Aim: Render the material again word for word, skipping the pictures in it.

-- Begin Stored rows --

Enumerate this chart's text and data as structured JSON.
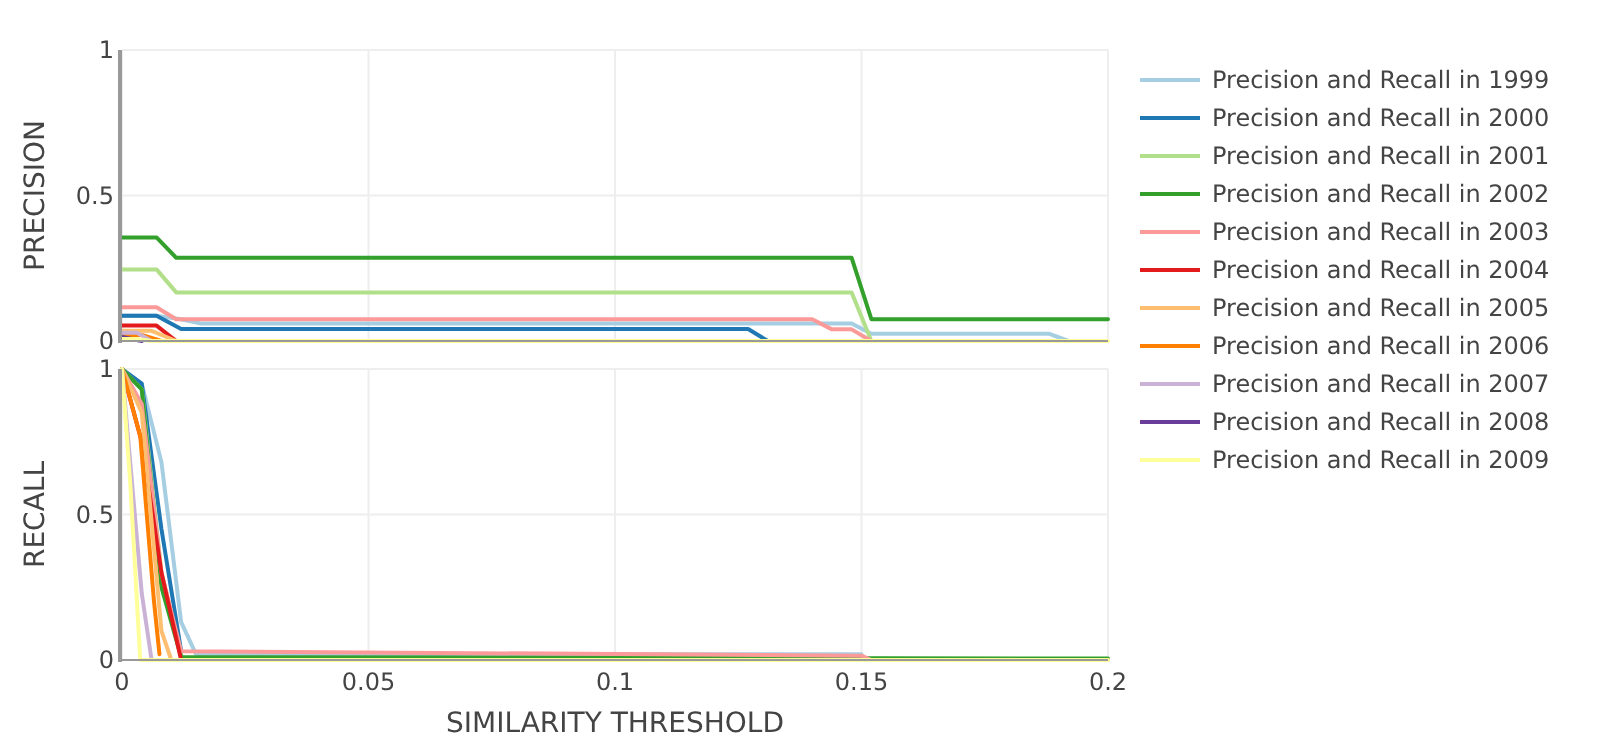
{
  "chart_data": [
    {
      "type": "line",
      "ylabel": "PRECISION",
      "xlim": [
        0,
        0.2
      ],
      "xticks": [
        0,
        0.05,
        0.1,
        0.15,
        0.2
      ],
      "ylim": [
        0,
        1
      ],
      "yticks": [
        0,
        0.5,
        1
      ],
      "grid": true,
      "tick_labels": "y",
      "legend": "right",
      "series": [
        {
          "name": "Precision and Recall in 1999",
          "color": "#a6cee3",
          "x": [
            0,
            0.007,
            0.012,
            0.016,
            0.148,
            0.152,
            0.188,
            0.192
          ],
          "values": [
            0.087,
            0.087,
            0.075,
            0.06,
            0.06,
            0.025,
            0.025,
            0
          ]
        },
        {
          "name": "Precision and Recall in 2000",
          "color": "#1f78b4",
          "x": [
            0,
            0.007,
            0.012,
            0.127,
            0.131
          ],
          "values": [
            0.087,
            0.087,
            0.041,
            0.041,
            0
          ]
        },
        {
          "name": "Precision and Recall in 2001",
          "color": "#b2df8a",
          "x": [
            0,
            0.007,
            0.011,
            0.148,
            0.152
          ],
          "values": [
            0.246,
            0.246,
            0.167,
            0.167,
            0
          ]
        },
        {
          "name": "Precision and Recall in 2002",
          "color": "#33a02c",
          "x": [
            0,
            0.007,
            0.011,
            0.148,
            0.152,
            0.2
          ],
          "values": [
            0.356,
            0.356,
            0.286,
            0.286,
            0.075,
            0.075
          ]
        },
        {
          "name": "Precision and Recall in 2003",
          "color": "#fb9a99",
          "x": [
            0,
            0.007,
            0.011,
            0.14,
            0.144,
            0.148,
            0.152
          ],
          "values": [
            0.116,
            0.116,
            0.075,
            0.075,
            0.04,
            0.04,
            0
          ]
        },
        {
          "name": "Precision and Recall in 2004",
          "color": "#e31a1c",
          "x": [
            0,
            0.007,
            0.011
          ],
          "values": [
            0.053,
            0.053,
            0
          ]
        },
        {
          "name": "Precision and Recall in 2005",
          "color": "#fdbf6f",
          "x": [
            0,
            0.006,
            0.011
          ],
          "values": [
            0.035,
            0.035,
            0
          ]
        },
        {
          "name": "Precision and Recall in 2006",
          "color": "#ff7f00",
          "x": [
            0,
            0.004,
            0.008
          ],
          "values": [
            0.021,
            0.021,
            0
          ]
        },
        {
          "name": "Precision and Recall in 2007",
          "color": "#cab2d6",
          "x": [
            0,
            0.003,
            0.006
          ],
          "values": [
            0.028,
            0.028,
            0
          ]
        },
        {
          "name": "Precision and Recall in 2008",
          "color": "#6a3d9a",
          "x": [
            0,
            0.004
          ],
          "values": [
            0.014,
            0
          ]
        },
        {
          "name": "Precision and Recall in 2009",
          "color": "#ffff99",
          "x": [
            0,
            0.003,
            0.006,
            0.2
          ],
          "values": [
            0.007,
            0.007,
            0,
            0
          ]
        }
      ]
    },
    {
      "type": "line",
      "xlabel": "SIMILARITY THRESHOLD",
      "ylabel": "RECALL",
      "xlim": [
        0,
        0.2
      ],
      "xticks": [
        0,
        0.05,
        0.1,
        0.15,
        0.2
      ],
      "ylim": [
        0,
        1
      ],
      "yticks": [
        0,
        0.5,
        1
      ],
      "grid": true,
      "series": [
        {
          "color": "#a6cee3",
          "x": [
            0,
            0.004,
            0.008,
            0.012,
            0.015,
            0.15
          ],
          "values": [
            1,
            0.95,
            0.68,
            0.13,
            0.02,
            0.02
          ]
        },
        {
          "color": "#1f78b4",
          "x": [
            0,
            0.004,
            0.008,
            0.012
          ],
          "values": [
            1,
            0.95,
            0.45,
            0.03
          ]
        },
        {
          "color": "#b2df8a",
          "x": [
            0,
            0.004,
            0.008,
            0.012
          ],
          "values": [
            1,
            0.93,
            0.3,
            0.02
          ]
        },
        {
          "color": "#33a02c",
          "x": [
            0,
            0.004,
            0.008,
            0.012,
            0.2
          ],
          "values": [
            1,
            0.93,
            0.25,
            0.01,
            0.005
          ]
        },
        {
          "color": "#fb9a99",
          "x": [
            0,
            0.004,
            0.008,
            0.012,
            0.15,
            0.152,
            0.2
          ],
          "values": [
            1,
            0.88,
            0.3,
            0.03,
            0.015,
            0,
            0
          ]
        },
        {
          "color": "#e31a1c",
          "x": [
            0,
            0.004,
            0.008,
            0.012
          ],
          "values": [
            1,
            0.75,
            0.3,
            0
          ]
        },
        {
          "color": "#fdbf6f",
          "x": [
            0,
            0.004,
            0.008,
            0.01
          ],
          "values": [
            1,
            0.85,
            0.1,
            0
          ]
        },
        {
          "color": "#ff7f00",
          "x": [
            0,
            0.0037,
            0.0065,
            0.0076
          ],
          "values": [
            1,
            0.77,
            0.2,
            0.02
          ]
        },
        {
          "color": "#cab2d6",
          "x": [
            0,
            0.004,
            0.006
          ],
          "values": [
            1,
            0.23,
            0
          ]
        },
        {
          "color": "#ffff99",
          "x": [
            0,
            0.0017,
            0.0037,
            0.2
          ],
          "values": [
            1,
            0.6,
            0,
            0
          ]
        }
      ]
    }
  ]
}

-- End Stored rows --

Output of the exercise:
Enumerate this chart's text and data as structured JSON.
{
  "chart_data": [
    {
      "type": "line",
      "ylabel": "PRECISION",
      "xlim": [
        0,
        0.2
      ],
      "xticks": [
        0,
        0.05,
        0.1,
        0.15,
        0.2
      ],
      "ylim": [
        0,
        1
      ],
      "yticks": [
        0,
        0.5,
        1
      ],
      "grid": true,
      "tick_labels": "y",
      "legend": "right",
      "series": [
        {
          "name": "Precision and Recall in 1999",
          "color": "#a6cee3",
          "x": [
            0,
            0.007,
            0.012,
            0.016,
            0.148,
            0.152,
            0.188,
            0.192
          ],
          "values": [
            0.087,
            0.087,
            0.075,
            0.06,
            0.06,
            0.025,
            0.025,
            0
          ]
        },
        {
          "name": "Precision and Recall in 2000",
          "color": "#1f78b4",
          "x": [
            0,
            0.007,
            0.012,
            0.127,
            0.131
          ],
          "values": [
            0.087,
            0.087,
            0.041,
            0.041,
            0
          ]
        },
        {
          "name": "Precision and Recall in 2001",
          "color": "#b2df8a",
          "x": [
            0,
            0.007,
            0.011,
            0.148,
            0.152
          ],
          "values": [
            0.246,
            0.246,
            0.167,
            0.167,
            0
          ]
        },
        {
          "name": "Precision and Recall in 2002",
          "color": "#33a02c",
          "x": [
            0,
            0.007,
            0.011,
            0.148,
            0.152,
            0.2
          ],
          "values": [
            0.356,
            0.356,
            0.286,
            0.286,
            0.075,
            0.075
          ]
        },
        {
          "name": "Precision and Recall in 2003",
          "color": "#fb9a99",
          "x": [
            0,
            0.007,
            0.011,
            0.14,
            0.144,
            0.148,
            0.152
          ],
          "values": [
            0.116,
            0.116,
            0.075,
            0.075,
            0.04,
            0.04,
            0
          ]
        },
        {
          "name": "Precision and Recall in 2004",
          "color": "#e31a1c",
          "x": [
            0,
            0.007,
            0.011
          ],
          "values": [
            0.053,
            0.053,
            0
          ]
        },
        {
          "name": "Precision and Recall in 2005",
          "color": "#fdbf6f",
          "x": [
            0,
            0.006,
            0.011
          ],
          "values": [
            0.035,
            0.035,
            0
          ]
        },
        {
          "name": "Precision and Recall in 2006",
          "color": "#ff7f00",
          "x": [
            0,
            0.004,
            0.008
          ],
          "values": [
            0.021,
            0.021,
            0
          ]
        },
        {
          "name": "Precision and Recall in 2007",
          "color": "#cab2d6",
          "x": [
            0,
            0.003,
            0.006
          ],
          "values": [
            0.028,
            0.028,
            0
          ]
        },
        {
          "name": "Precision and Recall in 2008",
          "color": "#6a3d9a",
          "x": [
            0,
            0.004
          ],
          "values": [
            0.014,
            0
          ]
        },
        {
          "name": "Precision and Recall in 2009",
          "color": "#ffff99",
          "x": [
            0,
            0.003,
            0.006,
            0.2
          ],
          "values": [
            0.007,
            0.007,
            0,
            0
          ]
        }
      ]
    },
    {
      "type": "line",
      "xlabel": "SIMILARITY THRESHOLD",
      "ylabel": "RECALL",
      "xlim": [
        0,
        0.2
      ],
      "xticks": [
        0,
        0.05,
        0.1,
        0.15,
        0.2
      ],
      "ylim": [
        0,
        1
      ],
      "yticks": [
        0,
        0.5,
        1
      ],
      "grid": true,
      "series": [
        {
          "color": "#a6cee3",
          "x": [
            0,
            0.004,
            0.008,
            0.012,
            0.015,
            0.15
          ],
          "values": [
            1,
            0.95,
            0.68,
            0.13,
            0.02,
            0.02
          ]
        },
        {
          "color": "#1f78b4",
          "x": [
            0,
            0.004,
            0.008,
            0.012
          ],
          "values": [
            1,
            0.95,
            0.45,
            0.03
          ]
        },
        {
          "color": "#b2df8a",
          "x": [
            0,
            0.004,
            0.008,
            0.012
          ],
          "values": [
            1,
            0.93,
            0.3,
            0.02
          ]
        },
        {
          "color": "#33a02c",
          "x": [
            0,
            0.004,
            0.008,
            0.012,
            0.2
          ],
          "values": [
            1,
            0.93,
            0.25,
            0.01,
            0.005
          ]
        },
        {
          "color": "#fb9a99",
          "x": [
            0,
            0.004,
            0.008,
            0.012,
            0.15,
            0.152,
            0.2
          ],
          "values": [
            1,
            0.88,
            0.3,
            0.03,
            0.015,
            0,
            0
          ]
        },
        {
          "color": "#e31a1c",
          "x": [
            0,
            0.004,
            0.008,
            0.012
          ],
          "values": [
            1,
            0.75,
            0.3,
            0
          ]
        },
        {
          "color": "#fdbf6f",
          "x": [
            0,
            0.004,
            0.008,
            0.01
          ],
          "values": [
            1,
            0.85,
            0.1,
            0
          ]
        },
        {
          "color": "#ff7f00",
          "x": [
            0,
            0.0037,
            0.0065,
            0.0076
          ],
          "values": [
            1,
            0.77,
            0.2,
            0.02
          ]
        },
        {
          "color": "#cab2d6",
          "x": [
            0,
            0.004,
            0.006
          ],
          "values": [
            1,
            0.23,
            0
          ]
        },
        {
          "color": "#ffff99",
          "x": [
            0,
            0.0017,
            0.0037,
            0.2
          ],
          "values": [
            1,
            0.6,
            0,
            0
          ]
        }
      ]
    }
  ]
}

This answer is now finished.